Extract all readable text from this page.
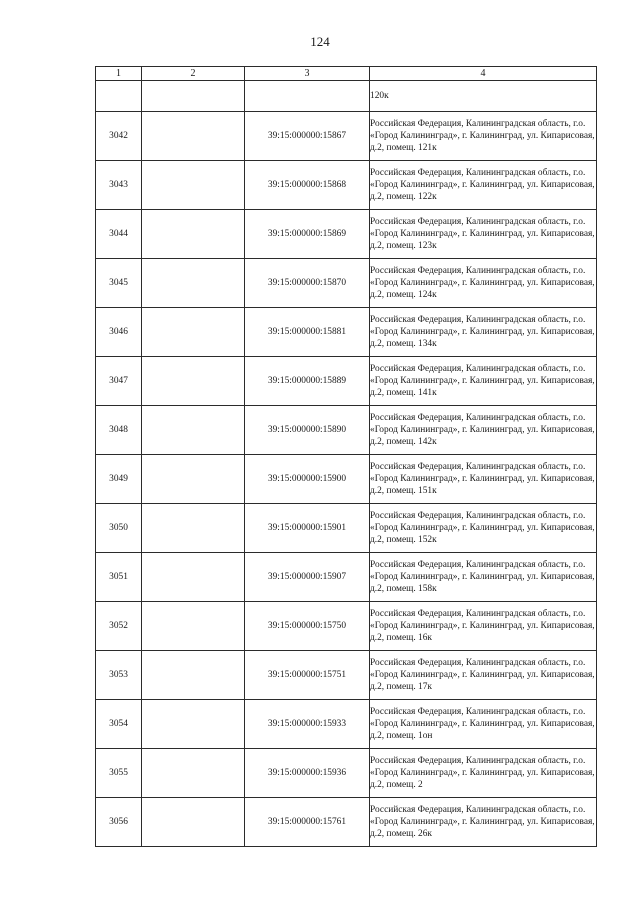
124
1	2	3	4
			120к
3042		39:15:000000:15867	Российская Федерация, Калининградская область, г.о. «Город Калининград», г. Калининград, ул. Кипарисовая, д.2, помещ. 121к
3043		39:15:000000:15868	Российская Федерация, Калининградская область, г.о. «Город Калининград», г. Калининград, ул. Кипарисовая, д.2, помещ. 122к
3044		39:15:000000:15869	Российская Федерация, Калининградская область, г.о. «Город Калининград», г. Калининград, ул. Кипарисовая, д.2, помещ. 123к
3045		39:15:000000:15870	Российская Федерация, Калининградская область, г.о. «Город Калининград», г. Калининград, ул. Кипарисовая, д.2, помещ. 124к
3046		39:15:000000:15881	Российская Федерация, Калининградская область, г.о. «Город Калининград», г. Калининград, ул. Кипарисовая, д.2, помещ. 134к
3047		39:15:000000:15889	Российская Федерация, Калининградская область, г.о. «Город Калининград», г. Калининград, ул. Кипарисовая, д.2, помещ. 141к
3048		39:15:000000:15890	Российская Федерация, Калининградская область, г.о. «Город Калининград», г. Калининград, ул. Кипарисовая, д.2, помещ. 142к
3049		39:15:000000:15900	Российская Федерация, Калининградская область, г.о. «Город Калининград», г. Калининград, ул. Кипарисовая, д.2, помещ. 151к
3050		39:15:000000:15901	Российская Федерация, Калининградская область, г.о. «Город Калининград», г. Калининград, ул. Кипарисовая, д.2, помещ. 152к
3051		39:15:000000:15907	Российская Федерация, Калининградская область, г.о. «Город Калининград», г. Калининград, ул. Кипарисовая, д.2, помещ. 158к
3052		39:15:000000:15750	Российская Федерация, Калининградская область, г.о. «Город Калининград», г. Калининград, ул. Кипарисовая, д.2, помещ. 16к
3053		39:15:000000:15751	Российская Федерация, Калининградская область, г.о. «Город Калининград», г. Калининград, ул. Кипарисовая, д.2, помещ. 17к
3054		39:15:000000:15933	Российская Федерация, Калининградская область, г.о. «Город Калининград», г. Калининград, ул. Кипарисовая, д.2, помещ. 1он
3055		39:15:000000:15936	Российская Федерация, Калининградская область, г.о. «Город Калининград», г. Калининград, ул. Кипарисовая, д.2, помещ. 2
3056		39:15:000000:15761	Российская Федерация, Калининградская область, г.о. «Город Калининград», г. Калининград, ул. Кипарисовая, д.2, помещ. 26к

==========

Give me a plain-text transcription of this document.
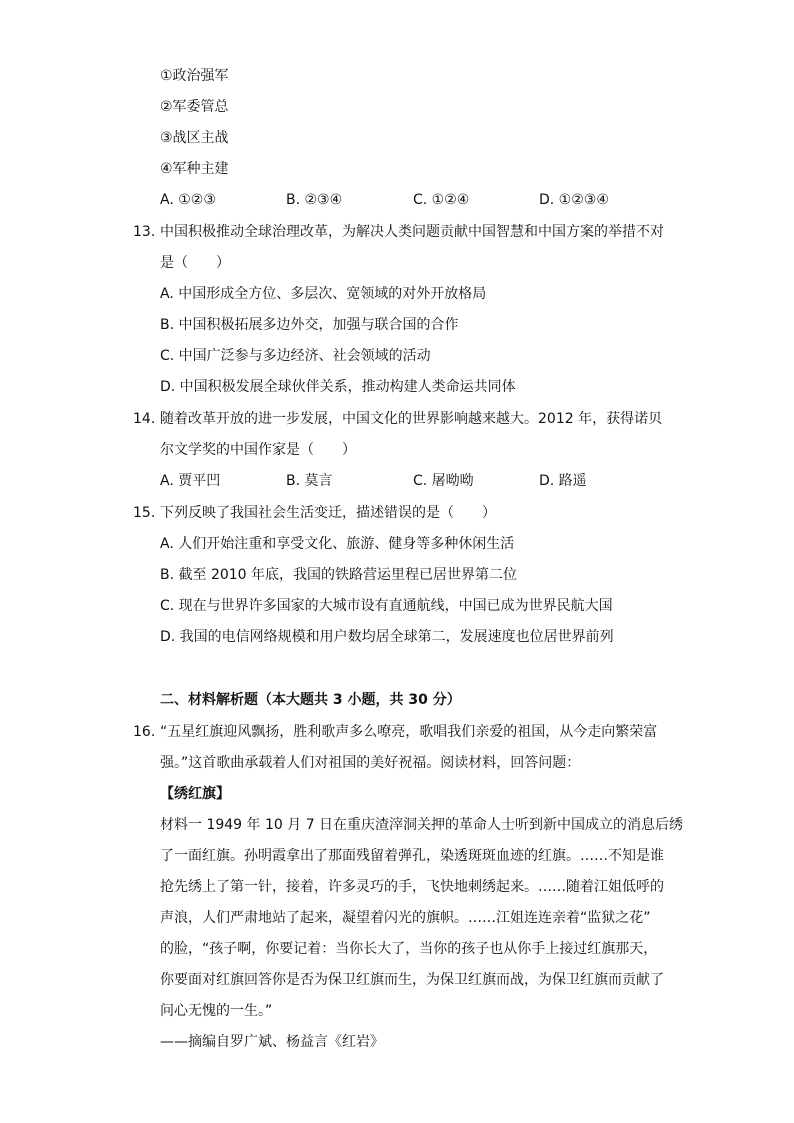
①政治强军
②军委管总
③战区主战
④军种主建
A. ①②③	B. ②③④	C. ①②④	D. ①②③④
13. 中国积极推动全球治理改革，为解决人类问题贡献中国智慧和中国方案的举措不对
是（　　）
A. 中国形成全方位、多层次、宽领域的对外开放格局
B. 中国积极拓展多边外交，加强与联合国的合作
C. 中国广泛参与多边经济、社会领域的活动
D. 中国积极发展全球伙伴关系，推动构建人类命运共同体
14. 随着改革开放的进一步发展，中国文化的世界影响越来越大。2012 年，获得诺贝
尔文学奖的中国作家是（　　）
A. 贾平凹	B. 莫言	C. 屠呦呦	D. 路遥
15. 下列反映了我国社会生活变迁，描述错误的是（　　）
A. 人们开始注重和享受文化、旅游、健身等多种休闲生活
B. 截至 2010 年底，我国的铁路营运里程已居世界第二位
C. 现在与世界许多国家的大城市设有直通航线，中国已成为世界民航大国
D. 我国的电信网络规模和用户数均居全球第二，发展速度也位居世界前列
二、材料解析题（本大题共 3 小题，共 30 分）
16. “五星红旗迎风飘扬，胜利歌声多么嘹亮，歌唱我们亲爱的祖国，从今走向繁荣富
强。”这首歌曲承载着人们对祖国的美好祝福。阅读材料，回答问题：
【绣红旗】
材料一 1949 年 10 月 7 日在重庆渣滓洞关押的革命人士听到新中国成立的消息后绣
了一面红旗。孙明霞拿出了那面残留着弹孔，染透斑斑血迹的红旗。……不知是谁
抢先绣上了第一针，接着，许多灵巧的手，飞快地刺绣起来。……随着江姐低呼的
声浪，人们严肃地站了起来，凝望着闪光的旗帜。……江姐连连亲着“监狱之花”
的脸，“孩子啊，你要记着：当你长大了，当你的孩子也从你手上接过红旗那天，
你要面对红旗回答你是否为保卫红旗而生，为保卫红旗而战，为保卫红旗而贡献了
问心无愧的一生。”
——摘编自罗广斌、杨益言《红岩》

==========

▸ WHAT THE TASK ASKS
Each line containing the word "this" counts once; say how many such lines there are, giving only the number.

▸ WORKED ANSWER
2